(Data entries)
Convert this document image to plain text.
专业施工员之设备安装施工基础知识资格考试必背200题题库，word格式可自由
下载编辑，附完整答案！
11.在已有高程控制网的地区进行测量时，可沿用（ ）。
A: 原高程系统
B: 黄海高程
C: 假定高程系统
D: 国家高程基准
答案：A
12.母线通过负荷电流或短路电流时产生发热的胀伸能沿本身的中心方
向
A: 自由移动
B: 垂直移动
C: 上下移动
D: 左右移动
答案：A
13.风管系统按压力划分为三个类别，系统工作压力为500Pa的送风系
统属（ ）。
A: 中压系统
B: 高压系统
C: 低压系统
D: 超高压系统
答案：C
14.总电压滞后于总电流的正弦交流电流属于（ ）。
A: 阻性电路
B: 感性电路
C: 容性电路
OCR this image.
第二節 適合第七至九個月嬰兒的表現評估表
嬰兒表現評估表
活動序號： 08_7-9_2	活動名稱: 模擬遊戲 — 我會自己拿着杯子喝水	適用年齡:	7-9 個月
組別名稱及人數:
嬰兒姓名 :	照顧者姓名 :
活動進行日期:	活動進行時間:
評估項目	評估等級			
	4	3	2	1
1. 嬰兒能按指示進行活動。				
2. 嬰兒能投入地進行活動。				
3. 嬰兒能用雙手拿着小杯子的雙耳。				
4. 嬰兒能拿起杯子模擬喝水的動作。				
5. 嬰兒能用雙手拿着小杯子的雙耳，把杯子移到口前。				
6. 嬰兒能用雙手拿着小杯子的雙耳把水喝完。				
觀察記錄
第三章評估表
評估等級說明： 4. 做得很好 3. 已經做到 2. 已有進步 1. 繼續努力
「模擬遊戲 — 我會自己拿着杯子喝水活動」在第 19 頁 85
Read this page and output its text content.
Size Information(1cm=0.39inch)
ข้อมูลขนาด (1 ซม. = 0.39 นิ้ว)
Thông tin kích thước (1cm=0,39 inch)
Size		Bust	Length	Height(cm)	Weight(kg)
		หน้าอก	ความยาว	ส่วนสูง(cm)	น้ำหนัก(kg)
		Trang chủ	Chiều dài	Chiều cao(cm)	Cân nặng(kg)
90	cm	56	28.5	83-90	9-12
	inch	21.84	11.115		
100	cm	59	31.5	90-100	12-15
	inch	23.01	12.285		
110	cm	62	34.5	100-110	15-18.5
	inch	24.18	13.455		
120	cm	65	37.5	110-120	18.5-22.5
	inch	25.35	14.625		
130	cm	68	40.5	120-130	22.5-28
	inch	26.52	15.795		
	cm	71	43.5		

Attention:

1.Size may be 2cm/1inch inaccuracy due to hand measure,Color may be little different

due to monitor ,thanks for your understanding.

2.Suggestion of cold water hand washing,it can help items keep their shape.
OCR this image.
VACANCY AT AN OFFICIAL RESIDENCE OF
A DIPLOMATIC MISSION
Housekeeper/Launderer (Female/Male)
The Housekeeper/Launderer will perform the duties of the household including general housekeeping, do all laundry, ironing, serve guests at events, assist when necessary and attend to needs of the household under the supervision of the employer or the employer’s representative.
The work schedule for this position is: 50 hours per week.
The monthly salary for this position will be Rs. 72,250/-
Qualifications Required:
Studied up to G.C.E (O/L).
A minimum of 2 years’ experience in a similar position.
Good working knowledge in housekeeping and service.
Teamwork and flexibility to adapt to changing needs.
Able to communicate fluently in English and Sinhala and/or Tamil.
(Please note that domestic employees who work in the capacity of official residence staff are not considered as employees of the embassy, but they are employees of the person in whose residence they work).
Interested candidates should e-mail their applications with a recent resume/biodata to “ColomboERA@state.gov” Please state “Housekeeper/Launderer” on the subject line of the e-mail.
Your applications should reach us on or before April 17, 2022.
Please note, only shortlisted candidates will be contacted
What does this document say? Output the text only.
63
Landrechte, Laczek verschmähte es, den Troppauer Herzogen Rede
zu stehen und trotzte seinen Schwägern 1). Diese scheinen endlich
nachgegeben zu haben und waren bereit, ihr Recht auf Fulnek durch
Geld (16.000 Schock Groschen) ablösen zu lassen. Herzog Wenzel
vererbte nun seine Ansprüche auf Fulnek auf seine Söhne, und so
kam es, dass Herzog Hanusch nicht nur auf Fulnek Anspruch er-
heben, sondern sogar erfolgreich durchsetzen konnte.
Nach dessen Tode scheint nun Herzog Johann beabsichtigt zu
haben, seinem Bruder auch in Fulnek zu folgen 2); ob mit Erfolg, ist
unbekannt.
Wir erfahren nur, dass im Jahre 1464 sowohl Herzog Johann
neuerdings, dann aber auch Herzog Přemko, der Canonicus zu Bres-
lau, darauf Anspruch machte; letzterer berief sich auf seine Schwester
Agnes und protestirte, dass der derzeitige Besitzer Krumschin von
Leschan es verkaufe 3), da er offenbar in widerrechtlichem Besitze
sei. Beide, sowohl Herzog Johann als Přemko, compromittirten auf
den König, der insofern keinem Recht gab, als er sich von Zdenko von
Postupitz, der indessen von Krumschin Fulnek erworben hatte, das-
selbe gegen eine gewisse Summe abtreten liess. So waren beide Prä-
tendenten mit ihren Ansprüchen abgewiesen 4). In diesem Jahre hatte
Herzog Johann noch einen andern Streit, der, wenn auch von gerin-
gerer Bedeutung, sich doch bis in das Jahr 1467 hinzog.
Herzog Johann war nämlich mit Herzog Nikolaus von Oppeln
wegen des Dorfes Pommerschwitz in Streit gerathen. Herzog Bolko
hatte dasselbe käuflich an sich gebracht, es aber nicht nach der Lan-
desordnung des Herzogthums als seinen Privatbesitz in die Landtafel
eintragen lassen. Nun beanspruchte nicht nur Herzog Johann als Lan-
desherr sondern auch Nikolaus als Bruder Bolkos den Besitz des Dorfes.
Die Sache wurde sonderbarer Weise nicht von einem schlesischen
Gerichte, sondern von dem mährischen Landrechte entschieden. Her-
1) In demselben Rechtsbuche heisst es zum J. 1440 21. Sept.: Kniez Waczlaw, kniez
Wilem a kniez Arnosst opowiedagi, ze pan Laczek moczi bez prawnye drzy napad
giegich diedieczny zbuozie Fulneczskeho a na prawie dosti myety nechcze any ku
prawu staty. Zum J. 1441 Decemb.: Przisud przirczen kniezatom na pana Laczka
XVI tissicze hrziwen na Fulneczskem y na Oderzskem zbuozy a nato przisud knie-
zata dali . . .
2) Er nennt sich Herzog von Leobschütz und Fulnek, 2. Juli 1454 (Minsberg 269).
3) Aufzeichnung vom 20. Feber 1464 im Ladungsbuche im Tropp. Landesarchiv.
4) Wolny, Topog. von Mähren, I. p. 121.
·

## The request
Copy each line of the preceding data that contains the string "haben".

## The output
nachgegeben zu haben und waren bereit, ihr Recht auf Fulnek durch
haben, seinem Bruder auch in Fulnek zu folgen 2); ob mit Erfolg, ist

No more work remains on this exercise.